* _Work to do_: Without the pictures, set down the records below word for word.

(Saved entries)
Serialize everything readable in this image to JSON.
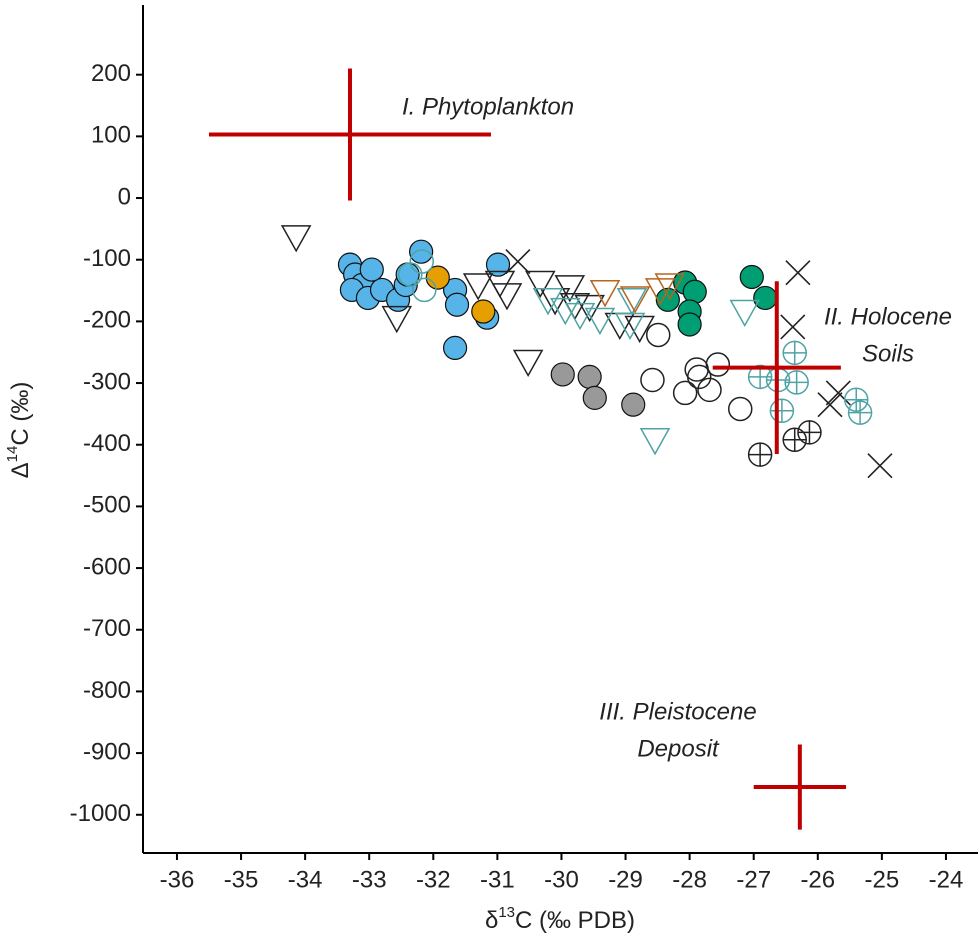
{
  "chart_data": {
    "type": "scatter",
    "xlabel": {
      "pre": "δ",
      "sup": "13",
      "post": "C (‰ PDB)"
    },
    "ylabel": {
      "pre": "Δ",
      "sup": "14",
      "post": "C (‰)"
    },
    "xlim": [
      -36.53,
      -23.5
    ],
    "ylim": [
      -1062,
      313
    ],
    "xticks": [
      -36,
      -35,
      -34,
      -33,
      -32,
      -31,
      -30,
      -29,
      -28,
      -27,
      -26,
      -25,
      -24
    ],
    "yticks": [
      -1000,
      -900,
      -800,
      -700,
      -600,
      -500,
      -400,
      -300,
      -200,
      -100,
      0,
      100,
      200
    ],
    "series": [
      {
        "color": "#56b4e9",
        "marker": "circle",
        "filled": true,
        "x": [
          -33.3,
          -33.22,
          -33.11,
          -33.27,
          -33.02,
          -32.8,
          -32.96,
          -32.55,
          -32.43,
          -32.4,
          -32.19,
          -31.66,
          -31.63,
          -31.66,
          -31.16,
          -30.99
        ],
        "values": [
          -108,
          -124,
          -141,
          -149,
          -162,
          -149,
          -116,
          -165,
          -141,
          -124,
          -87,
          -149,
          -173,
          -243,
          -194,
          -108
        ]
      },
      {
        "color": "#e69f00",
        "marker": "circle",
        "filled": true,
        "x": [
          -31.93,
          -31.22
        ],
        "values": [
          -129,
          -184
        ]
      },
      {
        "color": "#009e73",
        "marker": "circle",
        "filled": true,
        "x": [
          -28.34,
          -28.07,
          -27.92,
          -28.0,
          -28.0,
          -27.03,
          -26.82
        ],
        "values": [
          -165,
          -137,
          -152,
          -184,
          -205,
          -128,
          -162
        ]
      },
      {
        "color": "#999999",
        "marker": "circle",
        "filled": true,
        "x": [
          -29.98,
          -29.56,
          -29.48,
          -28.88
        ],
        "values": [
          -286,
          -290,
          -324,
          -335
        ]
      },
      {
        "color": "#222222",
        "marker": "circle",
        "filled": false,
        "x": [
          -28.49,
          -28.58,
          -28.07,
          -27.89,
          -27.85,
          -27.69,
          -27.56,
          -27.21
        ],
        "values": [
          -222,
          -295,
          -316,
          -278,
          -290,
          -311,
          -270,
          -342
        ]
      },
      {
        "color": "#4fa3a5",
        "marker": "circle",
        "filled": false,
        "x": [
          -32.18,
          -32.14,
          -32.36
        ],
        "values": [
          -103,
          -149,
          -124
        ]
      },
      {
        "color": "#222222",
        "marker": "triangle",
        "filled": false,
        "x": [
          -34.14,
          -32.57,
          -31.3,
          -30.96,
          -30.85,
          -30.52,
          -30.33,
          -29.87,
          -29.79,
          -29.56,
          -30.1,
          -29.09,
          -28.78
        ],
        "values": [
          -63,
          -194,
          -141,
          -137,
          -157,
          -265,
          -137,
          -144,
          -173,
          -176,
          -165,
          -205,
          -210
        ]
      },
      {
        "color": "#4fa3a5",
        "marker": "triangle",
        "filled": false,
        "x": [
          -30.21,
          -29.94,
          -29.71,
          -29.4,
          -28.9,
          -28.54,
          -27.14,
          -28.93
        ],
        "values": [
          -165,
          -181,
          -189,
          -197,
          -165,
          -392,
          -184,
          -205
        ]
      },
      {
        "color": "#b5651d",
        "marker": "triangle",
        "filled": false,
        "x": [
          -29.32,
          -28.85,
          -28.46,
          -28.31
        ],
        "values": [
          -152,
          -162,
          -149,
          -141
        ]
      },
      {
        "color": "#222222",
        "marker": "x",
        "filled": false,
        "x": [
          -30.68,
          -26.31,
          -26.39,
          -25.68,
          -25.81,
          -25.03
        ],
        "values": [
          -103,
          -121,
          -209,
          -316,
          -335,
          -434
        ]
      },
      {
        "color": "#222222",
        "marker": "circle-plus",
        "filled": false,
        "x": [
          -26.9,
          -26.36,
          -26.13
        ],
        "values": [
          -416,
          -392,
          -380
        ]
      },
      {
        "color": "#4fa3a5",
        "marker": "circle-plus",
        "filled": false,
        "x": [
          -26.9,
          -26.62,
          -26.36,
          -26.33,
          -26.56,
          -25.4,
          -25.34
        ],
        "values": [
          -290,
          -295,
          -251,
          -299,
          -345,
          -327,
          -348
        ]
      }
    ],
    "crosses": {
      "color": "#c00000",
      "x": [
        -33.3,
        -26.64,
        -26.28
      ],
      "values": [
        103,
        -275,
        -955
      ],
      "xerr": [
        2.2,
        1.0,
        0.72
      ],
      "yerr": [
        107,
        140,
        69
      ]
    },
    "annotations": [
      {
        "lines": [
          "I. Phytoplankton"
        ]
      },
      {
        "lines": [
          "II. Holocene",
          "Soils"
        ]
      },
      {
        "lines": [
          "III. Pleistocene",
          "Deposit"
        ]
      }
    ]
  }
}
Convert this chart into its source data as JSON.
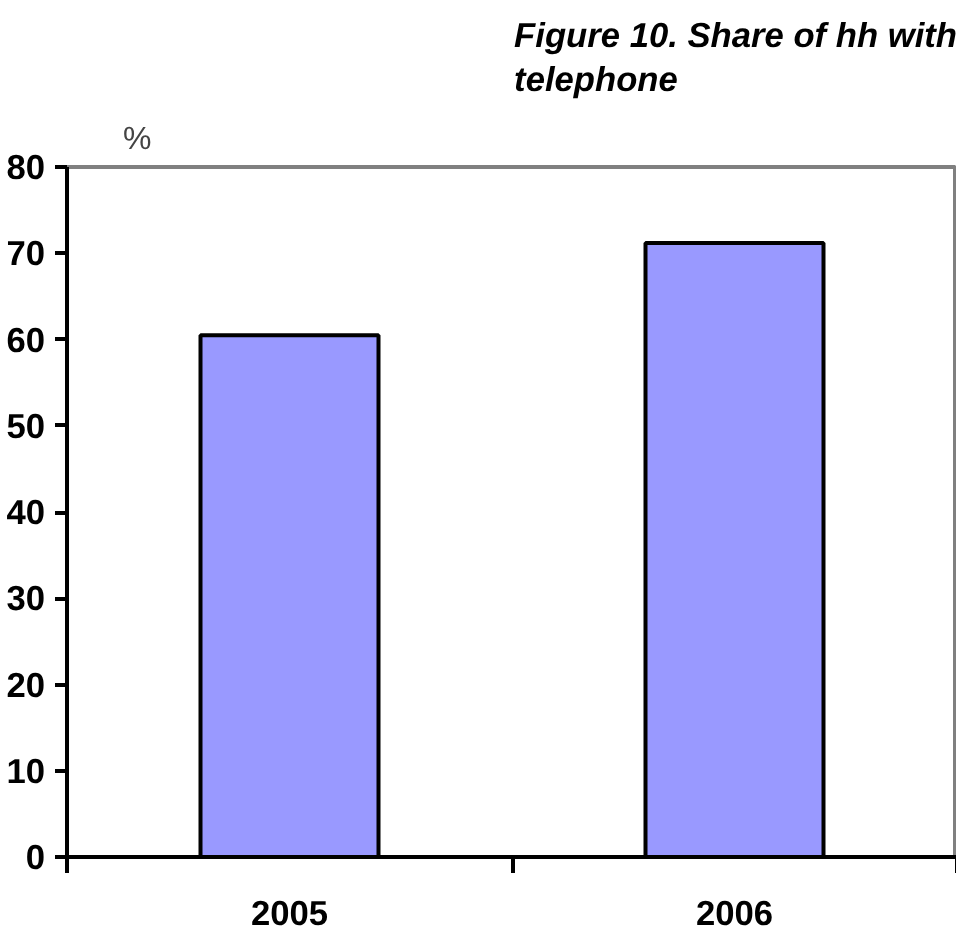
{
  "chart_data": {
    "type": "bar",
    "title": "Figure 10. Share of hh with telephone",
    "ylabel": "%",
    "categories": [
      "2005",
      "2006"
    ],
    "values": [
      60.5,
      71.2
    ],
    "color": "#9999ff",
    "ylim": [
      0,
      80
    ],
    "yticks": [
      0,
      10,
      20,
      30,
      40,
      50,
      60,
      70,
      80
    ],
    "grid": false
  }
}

* _Solution to this task_:
Serialize everything readable in this image to JSON.
{
  "chart_data": {
    "type": "scatter",
    "xlabel": {
      "pre": "δ",
      "sup": "13",
      "post": "C (‰ PDB)"
    },
    "ylabel": {
      "pre": "Δ",
      "sup": "14",
      "post": "C (‰)"
    },
    "xlim": [
      -36.53,
      -23.5
    ],
    "ylim": [
      -1062,
      313
    ],
    "xticks": [
      -36,
      -35,
      -34,
      -33,
      -32,
      -31,
      -30,
      -29,
      -28,
      -27,
      -26,
      -25,
      -24
    ],
    "yticks": [
      -1000,
      -900,
      -800,
      -700,
      -600,
      -500,
      -400,
      -300,
      -200,
      -100,
      0,
      100,
      200
    ],
    "series": [
      {
        "color": "#56b4e9",
        "marker": "circle",
        "filled": true,
        "x": [
          -33.3,
          -33.22,
          -33.11,
          -33.27,
          -33.02,
          -32.8,
          -32.96,
          -32.55,
          -32.43,
          -32.4,
          -32.19,
          -31.66,
          -31.63,
          -31.66,
          -31.16,
          -30.99
        ],
        "values": [
          -108,
          -124,
          -141,
          -149,
          -162,
          -149,
          -116,
          -165,
          -141,
          -124,
          -87,
          -149,
          -173,
          -243,
          -194,
          -108
        ]
      },
      {
        "color": "#e69f00",
        "marker": "circle",
        "filled": true,
        "x": [
          -31.93,
          -31.22
        ],
        "values": [
          -129,
          -184
        ]
      },
      {
        "color": "#009e73",
        "marker": "circle",
        "filled": true,
        "x": [
          -28.34,
          -28.07,
          -27.92,
          -28.0,
          -28.0,
          -27.03,
          -26.82
        ],
        "values": [
          -165,
          -137,
          -152,
          -184,
          -205,
          -128,
          -162
        ]
      },
      {
        "color": "#999999",
        "marker": "circle",
        "filled": true,
        "x": [
          -29.98,
          -29.56,
          -29.48,
          -28.88
        ],
        "values": [
          -286,
          -290,
          -324,
          -335
        ]
      },
      {
        "color": "#222222",
        "marker": "circle",
        "filled": false,
        "x": [
          -28.49,
          -28.58,
          -28.07,
          -27.89,
          -27.85,
          -27.69,
          -27.56,
          -27.21
        ],
        "values": [
          -222,
          -295,
          -316,
          -278,
          -290,
          -311,
          -270,
          -342
        ]
      },
      {
        "color": "#4fa3a5",
        "marker": "circle",
        "filled": false,
        "x": [
          -32.18,
          -32.14,
          -32.36
        ],
        "values": [
          -103,
          -149,
          -124
        ]
      },
      {
        "color": "#222222",
        "marker": "triangle",
        "filled": false,
        "x": [
          -34.14,
          -32.57,
          -31.3,
          -30.96,
          -30.85,
          -30.52,
          -30.33,
          -29.87,
          -29.79,
          -29.56,
          -30.1,
          -29.09,
          -28.78
        ],
        "values": [
          -63,
          -194,
          -141,
          -137,
          -157,
          -265,
          -137,
          -144,
          -173,
          -176,
          -165,
          -205,
          -210
        ]
      },
      {
        "color": "#4fa3a5",
        "marker": "triangle",
        "filled": false,
        "x": [
          -30.21,
          -29.94,
          -29.71,
          -29.4,
          -28.9,
          -28.54,
          -27.14,
          -28.93
        ],
        "values": [
          -165,
          -181,
          -189,
          -197,
          -165,
          -392,
          -184,
          -205
        ]
      },
      {
        "color": "#b5651d",
        "marker": "triangle",
        "filled": false,
        "x": [
          -29.32,
          -28.85,
          -28.46,
          -28.31
        ],
        "values": [
          -152,
          -162,
          -149,
          -141
        ]
      },
      {
        "color": "#222222",
        "marker": "x",
        "filled": false,
        "x": [
          -30.68,
          -26.31,
          -26.39,
          -25.68,
          -25.81,
          -25.03
        ],
        "values": [
          -103,
          -121,
          -209,
          -316,
          -335,
          -434
        ]
      },
      {
        "color": "#222222",
        "marker": "circle-plus",
        "filled": false,
        "x": [
          -26.9,
          -26.36,
          -26.13
        ],
        "values": [
          -416,
          -392,
          -380
        ]
      },
      {
        "color": "#4fa3a5",
        "marker": "circle-plus",
        "filled": false,
        "x": [
          -26.9,
          -26.62,
          -26.36,
          -26.33,
          -26.56,
          -25.4,
          -25.34
        ],
        "values": [
          -290,
          -295,
          -251,
          -299,
          -345,
          -327,
          -348
        ]
      }
    ],
    "crosses": {
      "color": "#c00000",
      "x": [
        -33.3,
        -26.64,
        -26.28
      ],
      "values": [
        103,
        -275,
        -955
      ],
      "xerr": [
        2.2,
        1.0,
        0.72
      ],
      "yerr": [
        107,
        140,
        69
      ]
    },
    "annotations": [
      {
        "lines": [
          "I. Phytoplankton"
        ]
      },
      {
        "lines": [
          "II. Holocene",
          "Soils"
        ]
      },
      {
        "lines": [
          "III. Pleistocene",
          "Deposit"
        ]
      }
    ]
  }
}
Convert this chart into its source data as JSON.
{
  "chart_data": {
    "type": "bar",
    "title": "Figure 10. Share of hh with telephone",
    "ylabel": "%",
    "categories": [
      "2005",
      "2006"
    ],
    "values": [
      60.5,
      71.2
    ],
    "color": "#9999ff",
    "ylim": [
      0,
      80
    ],
    "yticks": [
      0,
      10,
      20,
      30,
      40,
      50,
      60,
      70,
      80
    ],
    "grid": false
  }
}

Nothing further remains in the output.